Each line should be copied exactly.

■ Provided data:
════════════════

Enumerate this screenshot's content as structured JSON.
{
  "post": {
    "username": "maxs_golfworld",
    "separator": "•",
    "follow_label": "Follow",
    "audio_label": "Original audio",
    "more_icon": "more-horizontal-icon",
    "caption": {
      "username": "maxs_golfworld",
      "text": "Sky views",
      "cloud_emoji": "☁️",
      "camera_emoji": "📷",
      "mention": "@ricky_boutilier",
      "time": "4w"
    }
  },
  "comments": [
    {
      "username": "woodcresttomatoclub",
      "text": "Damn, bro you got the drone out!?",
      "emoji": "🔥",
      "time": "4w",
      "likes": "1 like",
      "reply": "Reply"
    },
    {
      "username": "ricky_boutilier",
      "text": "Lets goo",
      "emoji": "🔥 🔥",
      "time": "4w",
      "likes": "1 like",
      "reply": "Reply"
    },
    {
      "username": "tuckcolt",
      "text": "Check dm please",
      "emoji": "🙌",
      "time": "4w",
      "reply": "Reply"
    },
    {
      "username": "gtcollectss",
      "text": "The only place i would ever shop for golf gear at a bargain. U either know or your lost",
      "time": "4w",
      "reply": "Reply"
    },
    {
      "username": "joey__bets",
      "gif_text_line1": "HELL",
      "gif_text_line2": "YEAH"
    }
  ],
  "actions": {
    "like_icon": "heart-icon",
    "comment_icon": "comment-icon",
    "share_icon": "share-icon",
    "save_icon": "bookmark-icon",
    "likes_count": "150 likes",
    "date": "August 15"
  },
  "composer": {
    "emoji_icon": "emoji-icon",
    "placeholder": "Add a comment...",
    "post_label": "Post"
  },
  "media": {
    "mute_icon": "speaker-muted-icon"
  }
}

════════════════

■ The response:
Enumerate this screenshot's content as structured JSON.
{
  "post": {
    "username": "maxs_golfworld",
    "separator": "•",
    "follow_label": "Follow",
    "audio_label": "Original audio",
    "more_icon": "more-horizontal-icon",
    "caption": {
      "username": "maxs_golfworld",
      "text": "Sky views",
      "cloud_emoji": "☁️",
      "camera_emoji": "📷",
      "mention": "@ricky_boutilier",
      "time": "4w"
    }
  },
  "comments": [
    {
      "username": "woodcresttomatoclub",
      "text": "Damn, bro you got the drone out!?",
      "emoji": "🔥",
      "time": "4w",
      "likes": "1 like",
      "reply": "Reply"
    },
    {
      "username": "ricky_boutilier",
      "text": "Lets goo",
      "emoji": "🔥 🔥",
      "time": "4w",
      "likes": "1 like",
      "reply": "Reply"
    },
    {
      "username": "tuckcolt",
      "text": "Check dm please",
      "emoji": "🙌",
      "time": "4w",
      "reply": "Reply"
    },
    {
      "username": "gtcollectss",
      "text": "The only place i would ever shop for golf gear at a bargain. U either know or your lost",
      "time": "4w",
      "reply": "Reply"
    },
    {
      "username": "joey__bets",
      "gif_text_line1": "HELL",
      "gif_text_line2": "YEAH"
    }
  ],
  "actions": {
    "like_icon": "heart-icon",
    "comment_icon": "comment-icon",
    "share_icon": "share-icon",
    "save_icon": "bookmark-icon",
    "likes_count": "150 likes",
    "date": "August 15"
  },
  "composer": {
    "emoji_icon": "emoji-icon",
    "placeholder": "Add a comment...",
    "post_label": "Post"
  },
  "media": {
    "mute_icon": "speaker-muted-icon"
  }
}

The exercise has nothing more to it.